● PROMPT
Every line of the material must be given again verbatim. Skip the images.

::::::::::

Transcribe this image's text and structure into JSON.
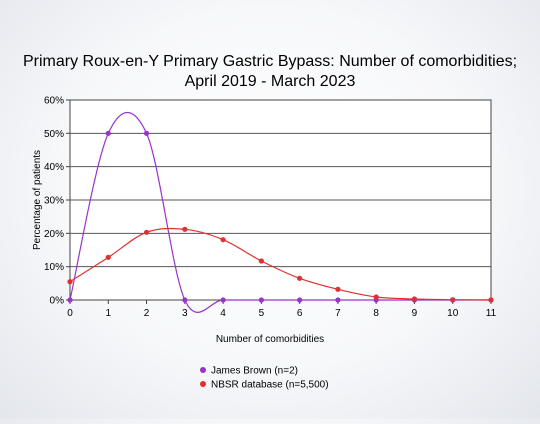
{
  "chart_data": {
    "type": "line",
    "title_lines": [
      "Primary Roux-en-Y Primary Gastric Bypass: Number of comorbidities;",
      "April 2019 - March 2023"
    ],
    "xlabel": "Number of comorbidities",
    "ylabel": "Percentage of patients",
    "x": [
      0,
      1,
      2,
      3,
      4,
      5,
      6,
      7,
      8,
      9,
      10,
      11
    ],
    "xlim": [
      0,
      11
    ],
    "ylim": [
      0,
      60
    ],
    "y_ticks": [
      "0%",
      "10%",
      "20%",
      "30%",
      "40%",
      "50%",
      "60%"
    ],
    "x_ticks": [
      "0",
      "1",
      "2",
      "3",
      "4",
      "5",
      "6",
      "7",
      "8",
      "9",
      "10",
      "11"
    ],
    "grid": "horizontal",
    "legend_position": "bottom",
    "series": [
      {
        "name": "James Brown (n=2)",
        "color": "#9933cc",
        "values": [
          0,
          50,
          50,
          0,
          0,
          0,
          0,
          0,
          0,
          0,
          0,
          0
        ]
      },
      {
        "name": "NBSR database (n=5,500)",
        "color": "#e03030",
        "values": [
          5.5,
          12.8,
          20.3,
          21.2,
          18.1,
          11.7,
          6.5,
          3.2,
          0.9,
          0.3,
          0.1,
          0.0
        ]
      }
    ]
  }
}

::::::::::

● ANSWER FOR THE TASK
Transcribe this image's text and structure into JSON.
{
  "chart_data": {
    "type": "line",
    "title_lines": [
      "Primary Roux-en-Y Primary Gastric Bypass: Number of comorbidities;",
      "April 2019 - March 2023"
    ],
    "xlabel": "Number of comorbidities",
    "ylabel": "Percentage of patients",
    "x": [
      0,
      1,
      2,
      3,
      4,
      5,
      6,
      7,
      8,
      9,
      10,
      11
    ],
    "xlim": [
      0,
      11
    ],
    "ylim": [
      0,
      60
    ],
    "y_ticks": [
      "0%",
      "10%",
      "20%",
      "30%",
      "40%",
      "50%",
      "60%"
    ],
    "x_ticks": [
      "0",
      "1",
      "2",
      "3",
      "4",
      "5",
      "6",
      "7",
      "8",
      "9",
      "10",
      "11"
    ],
    "grid": "horizontal",
    "legend_position": "bottom",
    "series": [
      {
        "name": "James Brown (n=2)",
        "color": "#9933cc",
        "values": [
          0,
          50,
          50,
          0,
          0,
          0,
          0,
          0,
          0,
          0,
          0,
          0
        ]
      },
      {
        "name": "NBSR database (n=5,500)",
        "color": "#e03030",
        "values": [
          5.5,
          12.8,
          20.3,
          21.2,
          18.1,
          11.7,
          6.5,
          3.2,
          0.9,
          0.3,
          0.1,
          0.0
        ]
      }
    ]
  }
}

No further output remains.